(Saved entries)
........

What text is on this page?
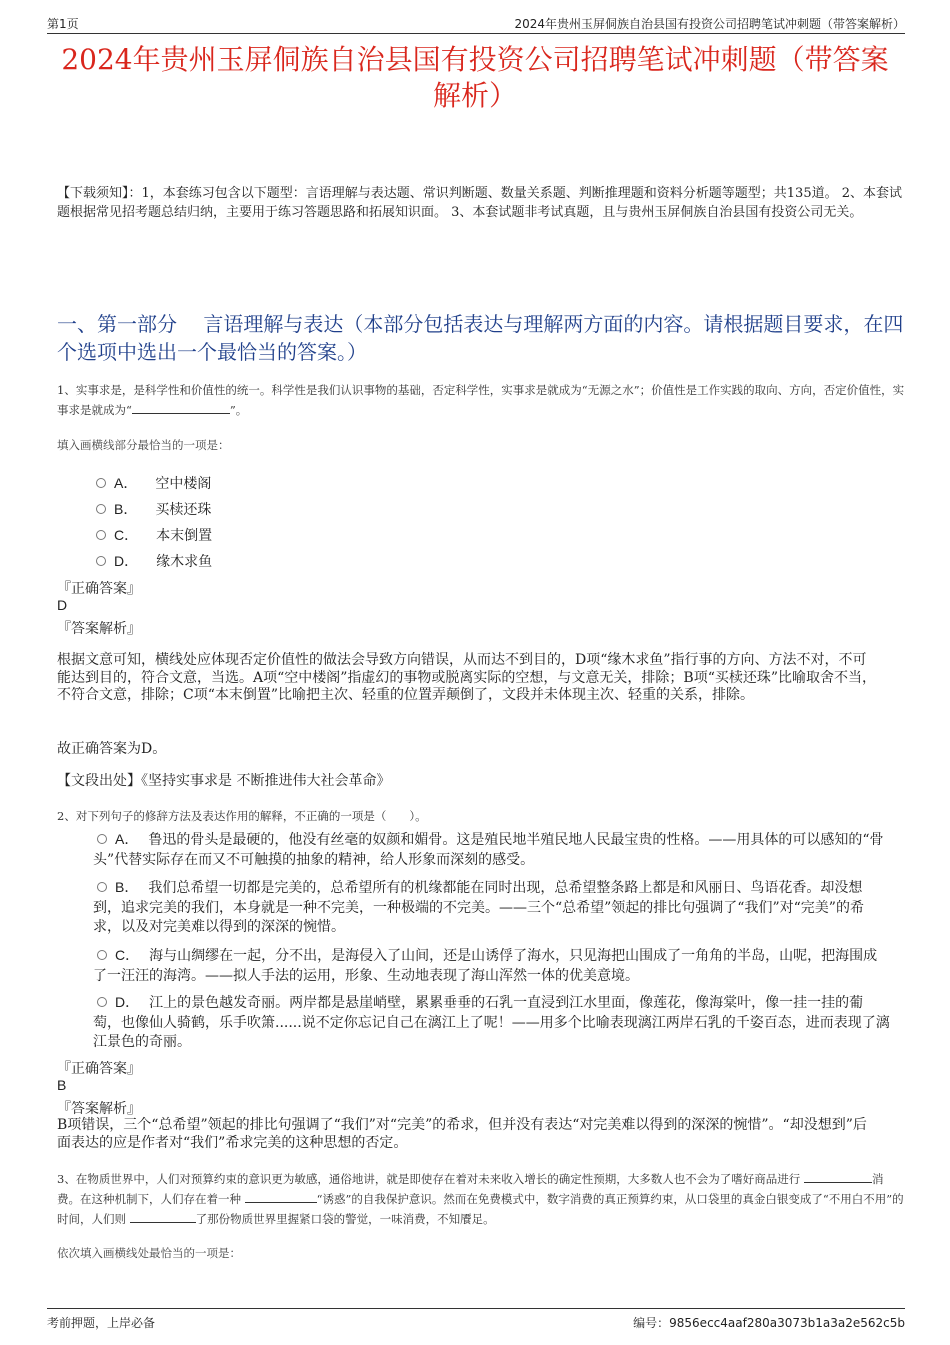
第1页	2024年贵州玉屏侗族自治县国有投资公司招聘笔试冲刺题（带答案解析）
2024年贵州玉屏侗族自治县国有投资公司招聘笔试冲刺题（带答案解析）
【下载须知】：1，本套练习包含以下题型：言语理解与表达题、常识判断题、数量关系题、判断推理题和资料分析题等题型；共135道。 2、本套试题根据常见招考题总结归纳，主要用于练习答题思路和拓展知识面。 3、本套试题非考试真题，且与贵州玉屏侗族自治县国有投资公司无关。
一、第一部分　 言语理解与表达（本部分包括表达与理解两方面的内容。请根据题目要求，在四个选项中选出一个最恰当的答案。）
1、实事求是，是科学性和价值性的统一。科学性是我们认识事物的基础，否定科学性，实事求是就成为“无源之水”；价值性是工作实践的取向、方向，否定价值性，实事求是就成为“	”。
填入画横线部分最恰当的一项是：
A． 空中楼阁
B． 买椟还珠
C． 本末倒置
D． 缘木求鱼
『正确答案』
D
『答案解析』
根据文意可知，横线处应体现否定价值性的做法会导致方向错误，从而达不到目的，D项“缘木求鱼”指行事的方向、方法不对，不可能达到目的，符合文意，当选。A项“空中楼阁”指虚幻的事物或脱离实际的空想，与文意无关，排除；B项“买椟还珠”比喻取舍不当，不符合文意，排除；C项“本末倒置”比喻把主次、轻重的位置弄颠倒了，文段并未体现主次、轻重的关系，排除。
故正确答案为D。
【文段出处】《坚持实事求是 不断推进伟大社会革命》
2、对下列句子的修辞方法及表达作用的解释，不正确的一项是（　　）。
A． 鲁迅的骨头是最硬的，他没有丝毫的奴颜和媚骨。这是殖民地半殖民地人民最宝贵的性格。——用具体的可以感知的“骨头”代替实际存在而又不可触摸的抽象的精神，给人形象而深刻的感受。
B． 我们总希望一切都是完美的，总希望所有的机缘都能在同时出现，总希望整条路上都是和风丽日、鸟语花香。却没想到，追求完美的我们，本身就是一种不完美，一种极端的不完美。——三个“总希望”领起的排比句强调了“我们”对“完美”的希求，以及对完美难以得到的深深的惋惜。
C． 海与山绸缪在一起，分不出，是海侵入了山间，还是山诱俘了海水，只见海把山围成了一角角的半岛，山呢，把海围成了一汪汪的海湾。——拟人手法的运用，形象、生动地表现了海山浑然一体的优美意境。
D． 江上的景色越发奇丽。两岸都是悬崖峭壁，累累垂垂的石乳一直浸到江水里面，像莲花，像海棠叶，像一挂一挂的葡萄，也像仙人骑鹤，乐手吹箫......说不定你忘记自己在漓江上了呢！——用多个比喻表现漓江两岸石乳的千姿百态，进而表现了漓江景色的奇丽。
『正确答案』
B
『答案解析』
B项错误，三个“总希望”领起的排比句强调了“我们”对“完美”的希求，但并没有表达“对完美难以得到的深深的惋惜”。“却没想到”后面表达的应是作者对“我们”希求完美的这种思想的否定。
3、在物质世界中，人们对预算约束的意识更为敏感，通俗地讲，就是即使存在着对未来收入增长的确定性预期，大多数人也不会为了嗜好商品进行	消费。在这种机制下，人们存在着一种	“诱惑”的自我保护意识。然而在免费模式中，数字消费的真正预算约束，从口袋里的真金白银变成了“不用白不用”的时间，人们则	了那份物质世界里握紧口袋的警觉，一味消费，不知餍足。
依次填入画横线处最恰当的一项是：
考前押题，上岸必备	编号：9856ecc4aaf280a3073b1a3a2e562c5b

........

**Directions**
Quote the data above in full, leaving out the pictures it holds.

**Result of this exercise**
What text is on this page?
第1页	2024年贵州玉屏侗族自治县国有投资公司招聘笔试冲刺题（带答案解析）
2024年贵州玉屏侗族自治县国有投资公司招聘笔试冲刺题（带答案解析）
【下载须知】：1，本套练习包含以下题型：言语理解与表达题、常识判断题、数量关系题、判断推理题和资料分析题等题型；共135道。 2、本套试题根据常见招考题总结归纳，主要用于练习答题思路和拓展知识面。 3、本套试题非考试真题，且与贵州玉屏侗族自治县国有投资公司无关。
一、第一部分　 言语理解与表达（本部分包括表达与理解两方面的内容。请根据题目要求，在四个选项中选出一个最恰当的答案。）
1、实事求是，是科学性和价值性的统一。科学性是我们认识事物的基础，否定科学性，实事求是就成为“无源之水”；价值性是工作实践的取向、方向，否定价值性，实事求是就成为“	”。
填入画横线部分最恰当的一项是：
A． 空中楼阁
B． 买椟还珠
C． 本末倒置
D． 缘木求鱼
『正确答案』
D
『答案解析』
根据文意可知，横线处应体现否定价值性的做法会导致方向错误，从而达不到目的，D项“缘木求鱼”指行事的方向、方法不对，不可能达到目的，符合文意，当选。A项“空中楼阁”指虚幻的事物或脱离实际的空想，与文意无关，排除；B项“买椟还珠”比喻取舍不当，不符合文意，排除；C项“本末倒置”比喻把主次、轻重的位置弄颠倒了，文段并未体现主次、轻重的关系，排除。
故正确答案为D。
【文段出处】《坚持实事求是 不断推进伟大社会革命》
2、对下列句子的修辞方法及表达作用的解释，不正确的一项是（　　）。
A． 鲁迅的骨头是最硬的，他没有丝毫的奴颜和媚骨。这是殖民地半殖民地人民最宝贵的性格。——用具体的可以感知的“骨头”代替实际存在而又不可触摸的抽象的精神，给人形象而深刻的感受。
B． 我们总希望一切都是完美的，总希望所有的机缘都能在同时出现，总希望整条路上都是和风丽日、鸟语花香。却没想到，追求完美的我们，本身就是一种不完美，一种极端的不完美。——三个“总希望”领起的排比句强调了“我们”对“完美”的希求，以及对完美难以得到的深深的惋惜。
C． 海与山绸缪在一起，分不出，是海侵入了山间，还是山诱俘了海水，只见海把山围成了一角角的半岛，山呢，把海围成了一汪汪的海湾。——拟人手法的运用，形象、生动地表现了海山浑然一体的优美意境。
D． 江上的景色越发奇丽。两岸都是悬崖峭壁，累累垂垂的石乳一直浸到江水里面，像莲花，像海棠叶，像一挂一挂的葡萄，也像仙人骑鹤，乐手吹箫......说不定你忘记自己在漓江上了呢！——用多个比喻表现漓江两岸石乳的千姿百态，进而表现了漓江景色的奇丽。
『正确答案』
B
『答案解析』
B项错误，三个“总希望”领起的排比句强调了“我们”对“完美”的希求，但并没有表达“对完美难以得到的深深的惋惜”。“却没想到”后面表达的应是作者对“我们”希求完美的这种思想的否定。
3、在物质世界中，人们对预算约束的意识更为敏感，通俗地讲，就是即使存在着对未来收入增长的确定性预期，大多数人也不会为了嗜好商品进行	消费。在这种机制下，人们存在着一种	“诱惑”的自我保护意识。然而在免费模式中，数字消费的真正预算约束，从口袋里的真金白银变成了“不用白不用”的时间，人们则	了那份物质世界里握紧口袋的警觉，一味消费，不知餍足。
依次填入画横线处最恰当的一项是：
考前押题，上岸必备	编号：9856ecc4aaf280a3073b1a3a2e562c5b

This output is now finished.